• Work to do
Pull out every line below that holds the word "problem".

• Task material

┏━━

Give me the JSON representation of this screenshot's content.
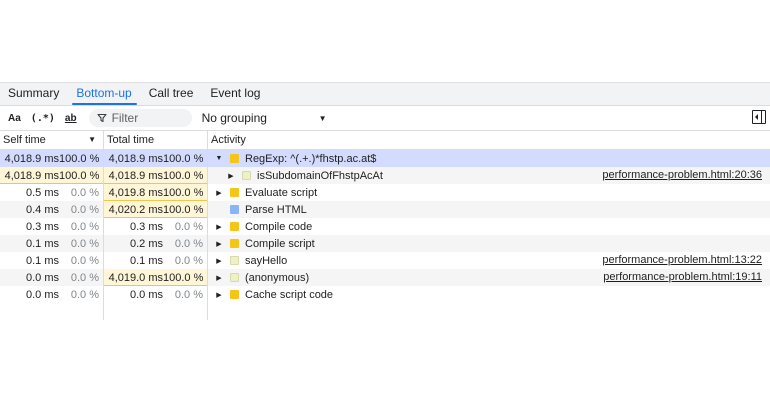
{
  "tabs": [
    {
      "label": "Summary",
      "active": false
    },
    {
      "label": "Bottom-up",
      "active": true
    },
    {
      "label": "Call tree",
      "active": false
    },
    {
      "label": "Event log",
      "active": false
    }
  ],
  "toolbar": {
    "match_case": "Aa",
    "regex": "(.*)",
    "whole_word": "ab",
    "filter_placeholder": "Filter",
    "grouping": "No grouping"
  },
  "columns": {
    "self_time": "Self time",
    "total_time": "Total time",
    "activity": "Activity"
  },
  "rows": [
    {
      "self_ms": "4,018.9 ms",
      "self_pct": "100.0 %",
      "total_ms": "4,018.9 ms",
      "total_pct": "100.0 %",
      "expand": "▼",
      "indent": 0,
      "color": "#f5c518",
      "name": "RegExp: ^(.+.)*fhstp.ac.at$",
      "link": "",
      "selected": true,
      "self_hl": true,
      "total_hl": true
    },
    {
      "self_ms": "4,018.9 ms",
      "self_pct": "100.0 %",
      "total_ms": "4,018.9 ms",
      "total_pct": "100.0 %",
      "expand": "▶",
      "indent": 1,
      "color": "#eef0c8",
      "name": "isSubdomainOfFhstpAcAt",
      "link": "performance-problem.html:20:36",
      "selected": false,
      "self_hl": true,
      "total_hl": true
    },
    {
      "self_ms": "0.5 ms",
      "self_pct": "0.0 %",
      "total_ms": "4,019.8 ms",
      "total_pct": "100.0 %",
      "expand": "▶",
      "indent": 0,
      "color": "#f5c518",
      "name": "Evaluate script",
      "link": "",
      "selected": false,
      "self_hl": false,
      "total_hl": true
    },
    {
      "self_ms": "0.4 ms",
      "self_pct": "0.0 %",
      "total_ms": "4,020.2 ms",
      "total_pct": "100.0 %",
      "expand": "",
      "indent": 0,
      "color": "#8ab4f8",
      "name": "Parse HTML",
      "link": "",
      "selected": false,
      "self_hl": false,
      "total_hl": true
    },
    {
      "self_ms": "0.3 ms",
      "self_pct": "0.0 %",
      "total_ms": "0.3 ms",
      "total_pct": "0.0 %",
      "expand": "▶",
      "indent": 0,
      "color": "#f5c518",
      "name": "Compile code",
      "link": "",
      "selected": false,
      "self_hl": false,
      "total_hl": false
    },
    {
      "self_ms": "0.1 ms",
      "self_pct": "0.0 %",
      "total_ms": "0.2 ms",
      "total_pct": "0.0 %",
      "expand": "▶",
      "indent": 0,
      "color": "#f5c518",
      "name": "Compile script",
      "link": "",
      "selected": false,
      "self_hl": false,
      "total_hl": false
    },
    {
      "self_ms": "0.1 ms",
      "self_pct": "0.0 %",
      "total_ms": "0.1 ms",
      "total_pct": "0.0 %",
      "expand": "▶",
      "indent": 0,
      "color": "#eef0c8",
      "name": "sayHello",
      "link": "performance-problem.html:13:22",
      "selected": false,
      "self_hl": false,
      "total_hl": false
    },
    {
      "self_ms": "0.0 ms",
      "self_pct": "0.0 %",
      "total_ms": "4,019.0 ms",
      "total_pct": "100.0 %",
      "expand": "▶",
      "indent": 0,
      "color": "#eef0c8",
      "name": "(anonymous)",
      "link": "performance-problem.html:19:11",
      "selected": false,
      "self_hl": false,
      "total_hl": true
    },
    {
      "self_ms": "0.0 ms",
      "self_pct": "0.0 %",
      "total_ms": "0.0 ms",
      "total_pct": "0.0 %",
      "expand": "▶",
      "indent": 0,
      "color": "#f5c518",
      "name": "Cache script code",
      "link": "",
      "selected": false,
      "self_hl": false,
      "total_hl": false
    }
  ]
}
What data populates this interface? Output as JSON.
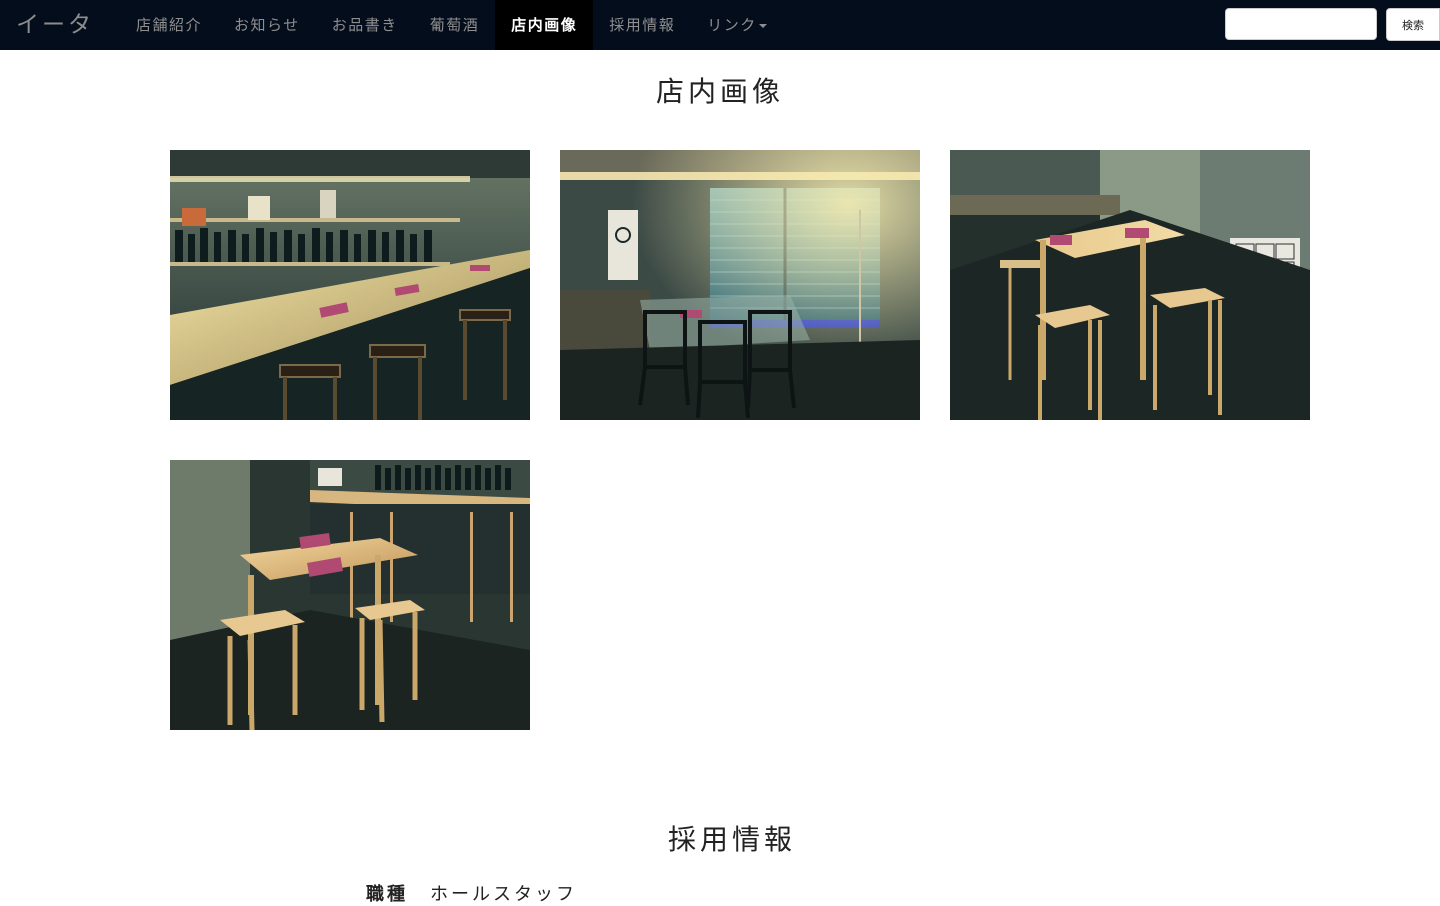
{
  "navbar": {
    "brand": "イータ",
    "items": [
      {
        "label": "店舗紹介",
        "active": false
      },
      {
        "label": "お知らせ",
        "active": false
      },
      {
        "label": "お品書き",
        "active": false
      },
      {
        "label": "葡萄酒",
        "active": false
      },
      {
        "label": "店内画像",
        "active": true
      },
      {
        "label": "採用情報",
        "active": false
      },
      {
        "label": "リンク",
        "active": false,
        "dropdown": true
      }
    ],
    "search": {
      "placeholder": "",
      "value": "",
      "button_label": "検索"
    }
  },
  "gallery": {
    "title": "店内画像",
    "photos": [
      {
        "subject": "counter-bar-with-wine-shelves"
      },
      {
        "subject": "glass-table-by-window"
      },
      {
        "subject": "high-table-with-stools"
      },
      {
        "subject": "high-table-near-counter"
      }
    ]
  },
  "recruit": {
    "title": "採用情報",
    "job_label": "職種",
    "job_value": "ホールスタッフ"
  },
  "colors": {
    "navbar_bg": "#040d1c",
    "nav_active_bg": "#000000",
    "nav_text": "#8f8f8f"
  }
}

┗━━

• Result
      "link": "performance-problem.html:20:36",
      "link": "performance-problem.html:13:22",
      "link": "performance-problem.html:19:11",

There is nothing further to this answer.